* [Work to do] Write out each line from the data below that includes the word "租赁期间".

* [Input material]
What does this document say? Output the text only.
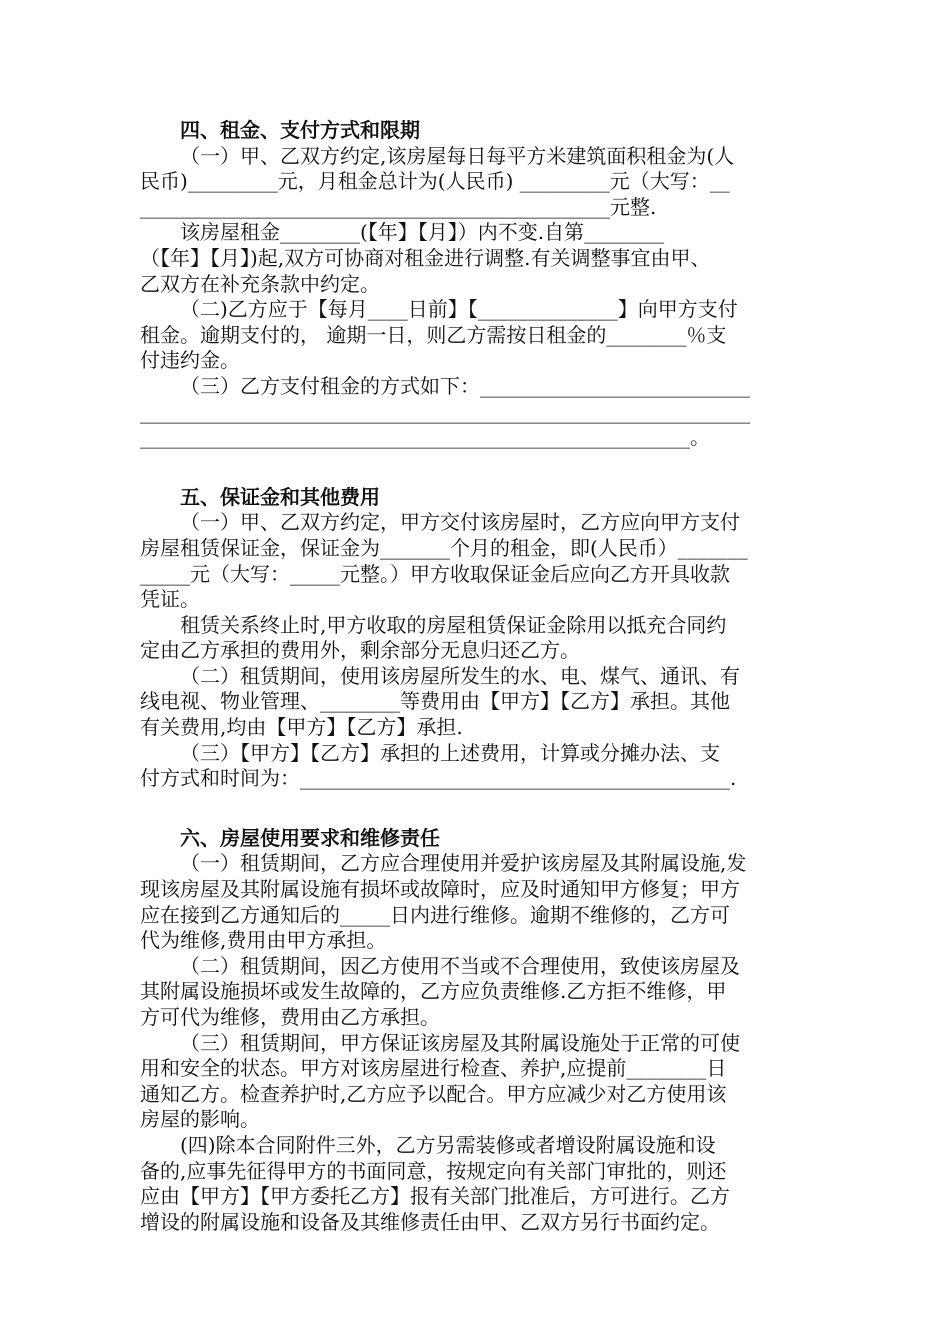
四、租金、支付方式和限期
（一）甲、乙双方约定,该房屋每日每平方米建筑面积租金为(人
民币)_________元，月租金总计为(人民币) _________元（大写：__
_______________________________________________元整.
该房屋租金________(【年】【月】）内不变.自第________
（【年】【月】)起,双方可协商对租金进行调整.有关调整事宜由甲、
乙双方在补充条款中约定。
（二)乙方应于【每月____日前】【______________】向甲方支付
租金。逾期支付的， 逾期一日，则乙方需按日租金的________％支
付违约金。
（三）乙方支付租金的方式如下：___________________________
_____________________________________________________________
_______________________________________________________。
五、保证金和其他费用
（一）甲、乙双方约定，甲方交付该房屋时，乙方应向甲方支付
房屋租赁保证金，保证金为_______个月的租金，即(人民币）_______
_____元（大写：_____元整。）甲方收取保证金后应向乙方开具收款
凭证。
租赁关系终止时,甲方收取的房屋租赁保证金除用以抵充合同约
定由乙方承担的费用外，剩余部分无息归还乙方。
（二）租赁期间，使用该房屋所发生的水、电、煤气、通讯、有
线电视、物业管理、________等费用由【甲方】【乙方】承担。其他
有关费用,均由【甲方】【乙方】承担.
（三）【甲方】【乙方】承担的上述费用，计算或分摊办法、支
付方式和时间为：___________________________________________.
六、房屋使用要求和维修责任
（一）租赁期间，乙方应合理使用并爱护该房屋及其附属设施,发
现该房屋及其附属设施有损坏或故障时，应及时通知甲方修复；甲方
应在接到乙方通知后的_____日内进行维修。逾期不维修的，乙方可
代为维修,费用由甲方承担。
（二）租赁期间，因乙方使用不当或不合理使用，致使该房屋及
其附属设施损坏或发生故障的，乙方应负责维修.乙方拒不维修，甲
方可代为维修，费用由乙方承担。
（三）租赁期间，甲方保证该房屋及其附属设施处于正常的可使
用和安全的状态。甲方对该房屋进行检查、养护,应提前________日
通知乙方。检查养护时,乙方应予以配合。甲方应减少对乙方使用该
房屋的影响。
(四)除本合同附件三外，乙方另需装修或者增设附属设施和设
备的,应事先征得甲方的书面同意，按规定向有关部门审批的，则还
应由【甲方】【甲方委托乙方】报有关部门批准后，方可进行。乙方
增设的附属设施和设备及其维修责任由甲、乙双方另行书面约定。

* [Output]
（二）租赁期间，使用该房屋所发生的水、电、煤气、通讯、有
（一）租赁期间，乙方应合理使用并爱护该房屋及其附属设施,发
（二）租赁期间，因乙方使用不当或不合理使用，致使该房屋及
（三）租赁期间，甲方保证该房屋及其附属设施处于正常的可使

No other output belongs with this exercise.